**Records provided:**

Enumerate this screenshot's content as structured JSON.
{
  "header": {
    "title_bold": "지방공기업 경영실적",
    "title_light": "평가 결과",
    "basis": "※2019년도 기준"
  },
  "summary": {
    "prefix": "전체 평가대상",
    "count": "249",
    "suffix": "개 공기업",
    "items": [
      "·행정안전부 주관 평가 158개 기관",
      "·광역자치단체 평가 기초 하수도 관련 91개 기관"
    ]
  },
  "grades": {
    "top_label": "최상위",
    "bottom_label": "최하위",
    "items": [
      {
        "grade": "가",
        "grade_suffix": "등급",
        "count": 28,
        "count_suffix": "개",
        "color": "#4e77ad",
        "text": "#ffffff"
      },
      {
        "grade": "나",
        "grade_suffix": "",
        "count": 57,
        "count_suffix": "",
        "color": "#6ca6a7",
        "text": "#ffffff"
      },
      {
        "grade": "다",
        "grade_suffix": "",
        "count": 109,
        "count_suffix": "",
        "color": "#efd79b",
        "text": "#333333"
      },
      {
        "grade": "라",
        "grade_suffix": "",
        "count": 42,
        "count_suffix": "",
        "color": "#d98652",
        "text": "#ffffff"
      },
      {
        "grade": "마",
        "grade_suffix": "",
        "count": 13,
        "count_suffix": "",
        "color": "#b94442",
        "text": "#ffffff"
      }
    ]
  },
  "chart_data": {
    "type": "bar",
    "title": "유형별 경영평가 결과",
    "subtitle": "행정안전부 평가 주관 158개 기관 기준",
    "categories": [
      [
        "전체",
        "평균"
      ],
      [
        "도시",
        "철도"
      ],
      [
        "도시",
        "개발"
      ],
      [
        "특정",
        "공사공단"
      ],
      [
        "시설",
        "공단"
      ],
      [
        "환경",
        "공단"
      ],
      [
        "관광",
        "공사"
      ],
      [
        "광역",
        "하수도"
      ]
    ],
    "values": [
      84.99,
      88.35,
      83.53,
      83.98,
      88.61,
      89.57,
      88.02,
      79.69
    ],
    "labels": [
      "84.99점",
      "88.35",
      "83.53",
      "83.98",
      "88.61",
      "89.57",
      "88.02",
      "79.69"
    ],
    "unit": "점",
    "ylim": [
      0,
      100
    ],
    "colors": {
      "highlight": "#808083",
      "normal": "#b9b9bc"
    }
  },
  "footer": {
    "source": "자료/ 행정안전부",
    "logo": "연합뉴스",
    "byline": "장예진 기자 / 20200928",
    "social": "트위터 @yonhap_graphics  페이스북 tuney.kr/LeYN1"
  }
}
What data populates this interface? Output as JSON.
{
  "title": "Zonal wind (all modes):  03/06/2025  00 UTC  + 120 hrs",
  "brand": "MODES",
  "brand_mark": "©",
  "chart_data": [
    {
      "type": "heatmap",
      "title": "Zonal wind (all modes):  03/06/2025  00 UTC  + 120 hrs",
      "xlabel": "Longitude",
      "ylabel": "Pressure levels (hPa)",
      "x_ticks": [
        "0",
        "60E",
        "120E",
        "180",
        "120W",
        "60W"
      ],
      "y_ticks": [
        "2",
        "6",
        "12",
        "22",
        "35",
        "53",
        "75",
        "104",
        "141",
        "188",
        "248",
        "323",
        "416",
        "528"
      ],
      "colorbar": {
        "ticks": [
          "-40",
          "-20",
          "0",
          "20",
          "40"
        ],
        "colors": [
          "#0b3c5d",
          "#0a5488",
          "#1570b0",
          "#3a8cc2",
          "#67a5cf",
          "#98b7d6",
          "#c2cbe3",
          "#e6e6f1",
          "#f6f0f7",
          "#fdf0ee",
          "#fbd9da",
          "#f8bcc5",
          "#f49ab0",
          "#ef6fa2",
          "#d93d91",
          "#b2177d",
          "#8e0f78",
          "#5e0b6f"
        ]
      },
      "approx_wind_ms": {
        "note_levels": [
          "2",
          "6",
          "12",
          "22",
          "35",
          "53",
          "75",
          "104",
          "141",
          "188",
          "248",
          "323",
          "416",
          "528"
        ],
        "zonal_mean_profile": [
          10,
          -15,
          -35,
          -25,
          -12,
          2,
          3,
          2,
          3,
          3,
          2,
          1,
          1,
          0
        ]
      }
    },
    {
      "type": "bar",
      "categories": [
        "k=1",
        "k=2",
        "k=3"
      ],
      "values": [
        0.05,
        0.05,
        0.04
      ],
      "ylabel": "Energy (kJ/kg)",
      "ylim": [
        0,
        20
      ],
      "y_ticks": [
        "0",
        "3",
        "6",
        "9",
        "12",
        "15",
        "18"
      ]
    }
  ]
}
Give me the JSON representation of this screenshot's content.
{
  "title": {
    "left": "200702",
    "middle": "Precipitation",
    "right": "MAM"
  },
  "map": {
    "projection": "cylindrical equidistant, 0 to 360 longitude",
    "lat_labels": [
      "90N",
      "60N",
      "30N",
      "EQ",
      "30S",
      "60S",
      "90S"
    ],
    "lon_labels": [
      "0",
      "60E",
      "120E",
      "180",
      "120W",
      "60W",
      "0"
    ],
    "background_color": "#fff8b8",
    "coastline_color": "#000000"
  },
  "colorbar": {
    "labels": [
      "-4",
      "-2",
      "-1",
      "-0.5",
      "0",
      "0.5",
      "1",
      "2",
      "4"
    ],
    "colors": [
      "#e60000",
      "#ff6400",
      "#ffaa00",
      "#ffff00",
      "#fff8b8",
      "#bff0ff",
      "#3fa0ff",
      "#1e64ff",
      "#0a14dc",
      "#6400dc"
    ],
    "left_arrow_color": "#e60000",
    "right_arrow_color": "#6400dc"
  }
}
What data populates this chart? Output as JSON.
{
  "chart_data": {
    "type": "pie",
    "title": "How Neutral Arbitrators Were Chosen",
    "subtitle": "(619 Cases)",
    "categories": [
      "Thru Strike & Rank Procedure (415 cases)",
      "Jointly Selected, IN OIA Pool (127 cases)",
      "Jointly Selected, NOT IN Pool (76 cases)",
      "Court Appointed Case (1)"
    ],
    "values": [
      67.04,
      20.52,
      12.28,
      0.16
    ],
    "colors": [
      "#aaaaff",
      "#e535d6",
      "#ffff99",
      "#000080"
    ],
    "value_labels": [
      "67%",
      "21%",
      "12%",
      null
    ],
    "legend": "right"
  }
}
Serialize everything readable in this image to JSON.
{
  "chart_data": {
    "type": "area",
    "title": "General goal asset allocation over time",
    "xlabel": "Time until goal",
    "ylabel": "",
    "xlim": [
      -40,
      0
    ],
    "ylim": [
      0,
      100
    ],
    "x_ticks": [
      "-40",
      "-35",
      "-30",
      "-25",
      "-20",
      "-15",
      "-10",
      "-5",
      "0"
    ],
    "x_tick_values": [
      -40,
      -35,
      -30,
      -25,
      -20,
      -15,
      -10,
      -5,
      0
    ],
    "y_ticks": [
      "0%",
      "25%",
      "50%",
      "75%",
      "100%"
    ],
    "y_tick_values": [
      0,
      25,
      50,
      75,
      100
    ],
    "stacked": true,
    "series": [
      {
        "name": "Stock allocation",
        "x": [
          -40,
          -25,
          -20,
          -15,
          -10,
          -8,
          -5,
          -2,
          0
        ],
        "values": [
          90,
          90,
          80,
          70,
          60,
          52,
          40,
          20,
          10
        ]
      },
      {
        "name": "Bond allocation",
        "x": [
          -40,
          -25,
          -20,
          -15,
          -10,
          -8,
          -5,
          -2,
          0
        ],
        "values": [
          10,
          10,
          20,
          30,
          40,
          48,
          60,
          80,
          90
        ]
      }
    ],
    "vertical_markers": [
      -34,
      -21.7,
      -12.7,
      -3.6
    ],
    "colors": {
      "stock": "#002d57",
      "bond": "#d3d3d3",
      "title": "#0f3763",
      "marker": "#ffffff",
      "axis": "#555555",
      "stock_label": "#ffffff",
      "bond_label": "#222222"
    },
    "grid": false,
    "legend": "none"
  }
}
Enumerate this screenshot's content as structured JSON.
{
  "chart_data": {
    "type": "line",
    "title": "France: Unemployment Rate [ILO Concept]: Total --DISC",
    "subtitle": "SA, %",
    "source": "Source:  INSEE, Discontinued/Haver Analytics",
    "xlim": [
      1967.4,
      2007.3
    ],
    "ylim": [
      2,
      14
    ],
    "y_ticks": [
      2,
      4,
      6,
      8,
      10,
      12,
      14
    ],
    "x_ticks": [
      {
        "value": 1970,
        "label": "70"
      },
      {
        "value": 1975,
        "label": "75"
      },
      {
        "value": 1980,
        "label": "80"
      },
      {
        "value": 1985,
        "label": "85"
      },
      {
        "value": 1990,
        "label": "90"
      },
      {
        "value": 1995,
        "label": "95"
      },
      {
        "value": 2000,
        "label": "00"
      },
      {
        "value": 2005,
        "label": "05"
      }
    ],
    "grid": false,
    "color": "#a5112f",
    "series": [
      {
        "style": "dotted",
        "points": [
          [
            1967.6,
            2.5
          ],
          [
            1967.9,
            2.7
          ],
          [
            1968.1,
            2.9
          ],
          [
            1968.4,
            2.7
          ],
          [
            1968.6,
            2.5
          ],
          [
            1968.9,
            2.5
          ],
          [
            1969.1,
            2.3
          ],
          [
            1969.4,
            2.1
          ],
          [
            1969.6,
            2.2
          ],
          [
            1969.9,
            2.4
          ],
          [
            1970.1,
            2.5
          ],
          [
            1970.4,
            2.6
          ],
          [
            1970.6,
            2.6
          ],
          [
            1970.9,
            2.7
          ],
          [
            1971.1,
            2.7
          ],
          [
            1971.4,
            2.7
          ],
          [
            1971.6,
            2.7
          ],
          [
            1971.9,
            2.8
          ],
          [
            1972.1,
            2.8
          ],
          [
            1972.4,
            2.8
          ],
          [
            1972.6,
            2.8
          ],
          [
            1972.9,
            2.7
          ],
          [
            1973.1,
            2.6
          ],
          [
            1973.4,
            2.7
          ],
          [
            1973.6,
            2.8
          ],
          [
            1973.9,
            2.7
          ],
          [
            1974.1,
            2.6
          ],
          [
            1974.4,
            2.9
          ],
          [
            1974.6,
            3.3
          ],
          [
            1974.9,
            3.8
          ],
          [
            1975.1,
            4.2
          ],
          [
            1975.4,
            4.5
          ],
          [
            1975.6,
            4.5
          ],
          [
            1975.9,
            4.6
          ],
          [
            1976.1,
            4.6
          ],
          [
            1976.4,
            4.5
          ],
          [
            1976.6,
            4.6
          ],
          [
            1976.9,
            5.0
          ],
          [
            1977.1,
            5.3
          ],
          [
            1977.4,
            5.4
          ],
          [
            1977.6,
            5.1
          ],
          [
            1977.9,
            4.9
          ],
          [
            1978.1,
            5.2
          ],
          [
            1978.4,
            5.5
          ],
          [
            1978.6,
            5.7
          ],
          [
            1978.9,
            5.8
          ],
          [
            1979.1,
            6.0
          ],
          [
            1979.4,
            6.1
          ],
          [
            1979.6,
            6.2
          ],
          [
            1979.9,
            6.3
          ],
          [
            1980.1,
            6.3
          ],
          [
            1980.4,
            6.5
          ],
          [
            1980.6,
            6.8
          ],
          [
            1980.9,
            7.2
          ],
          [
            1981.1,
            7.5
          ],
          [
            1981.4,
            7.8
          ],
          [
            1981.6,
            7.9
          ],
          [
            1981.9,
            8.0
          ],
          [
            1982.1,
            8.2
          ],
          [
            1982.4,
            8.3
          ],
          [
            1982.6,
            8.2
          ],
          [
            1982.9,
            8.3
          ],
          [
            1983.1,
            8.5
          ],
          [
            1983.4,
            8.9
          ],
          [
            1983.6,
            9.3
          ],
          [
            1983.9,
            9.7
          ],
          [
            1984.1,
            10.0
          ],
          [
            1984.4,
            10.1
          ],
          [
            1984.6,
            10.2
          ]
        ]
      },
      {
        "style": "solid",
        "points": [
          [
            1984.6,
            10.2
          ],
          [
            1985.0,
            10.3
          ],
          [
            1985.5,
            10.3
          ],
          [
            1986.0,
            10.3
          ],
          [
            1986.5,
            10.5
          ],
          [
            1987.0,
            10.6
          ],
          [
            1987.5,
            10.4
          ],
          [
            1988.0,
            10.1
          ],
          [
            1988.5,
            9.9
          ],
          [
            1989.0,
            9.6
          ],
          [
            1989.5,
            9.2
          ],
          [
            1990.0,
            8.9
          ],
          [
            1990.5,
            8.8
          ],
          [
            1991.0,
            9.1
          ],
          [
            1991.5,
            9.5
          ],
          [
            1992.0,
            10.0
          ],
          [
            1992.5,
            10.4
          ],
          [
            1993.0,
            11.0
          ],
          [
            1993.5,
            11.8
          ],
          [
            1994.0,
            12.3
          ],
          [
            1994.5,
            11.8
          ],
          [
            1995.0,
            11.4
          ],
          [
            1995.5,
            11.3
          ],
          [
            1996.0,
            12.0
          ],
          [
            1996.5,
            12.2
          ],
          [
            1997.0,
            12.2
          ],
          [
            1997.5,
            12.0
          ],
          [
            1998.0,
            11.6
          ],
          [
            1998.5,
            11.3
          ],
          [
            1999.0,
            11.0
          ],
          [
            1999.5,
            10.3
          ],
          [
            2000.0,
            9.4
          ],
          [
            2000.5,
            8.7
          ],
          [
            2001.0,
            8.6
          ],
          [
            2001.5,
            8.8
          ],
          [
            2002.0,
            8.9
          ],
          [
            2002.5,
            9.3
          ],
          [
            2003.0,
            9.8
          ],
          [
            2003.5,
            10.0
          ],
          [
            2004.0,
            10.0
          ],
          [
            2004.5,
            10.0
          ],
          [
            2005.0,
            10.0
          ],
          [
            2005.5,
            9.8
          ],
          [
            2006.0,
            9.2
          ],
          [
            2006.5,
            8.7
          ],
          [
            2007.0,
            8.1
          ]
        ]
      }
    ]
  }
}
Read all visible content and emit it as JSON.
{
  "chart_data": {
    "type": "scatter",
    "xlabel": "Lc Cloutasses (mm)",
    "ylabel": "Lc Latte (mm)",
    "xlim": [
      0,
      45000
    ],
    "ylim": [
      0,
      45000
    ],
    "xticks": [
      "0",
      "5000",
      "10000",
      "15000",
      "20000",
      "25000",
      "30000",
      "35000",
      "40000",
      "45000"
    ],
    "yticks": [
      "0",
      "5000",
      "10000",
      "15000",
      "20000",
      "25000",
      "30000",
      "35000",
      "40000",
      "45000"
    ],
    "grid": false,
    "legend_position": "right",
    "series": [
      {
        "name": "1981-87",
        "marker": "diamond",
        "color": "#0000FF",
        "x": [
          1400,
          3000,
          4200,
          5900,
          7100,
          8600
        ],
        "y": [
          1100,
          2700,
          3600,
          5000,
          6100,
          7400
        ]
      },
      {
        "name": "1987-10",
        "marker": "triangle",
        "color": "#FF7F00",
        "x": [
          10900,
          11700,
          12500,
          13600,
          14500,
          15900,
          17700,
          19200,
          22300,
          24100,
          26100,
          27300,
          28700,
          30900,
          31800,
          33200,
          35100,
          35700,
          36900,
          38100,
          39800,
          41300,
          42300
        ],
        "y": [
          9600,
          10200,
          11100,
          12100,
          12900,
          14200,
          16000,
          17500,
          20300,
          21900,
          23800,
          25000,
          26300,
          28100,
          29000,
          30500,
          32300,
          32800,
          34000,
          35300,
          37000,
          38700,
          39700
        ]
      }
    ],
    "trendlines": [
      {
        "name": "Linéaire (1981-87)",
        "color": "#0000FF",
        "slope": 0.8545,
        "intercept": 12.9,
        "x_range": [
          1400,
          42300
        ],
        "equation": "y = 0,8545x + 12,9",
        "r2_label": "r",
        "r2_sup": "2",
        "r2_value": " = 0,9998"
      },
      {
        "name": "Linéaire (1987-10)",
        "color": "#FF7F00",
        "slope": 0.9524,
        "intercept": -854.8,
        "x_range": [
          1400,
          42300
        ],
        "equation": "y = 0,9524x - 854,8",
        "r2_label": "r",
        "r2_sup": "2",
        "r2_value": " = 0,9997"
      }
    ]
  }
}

**Exercise:** Using the listing above, pull out all lines that hold the word "subtitle".

**Answer to the problem:**
    "subtitle": "행정안전부 평가 주관 158개 기관 기준",
    "subtitle": "(619 Cases)",
    "subtitle": "SA, %",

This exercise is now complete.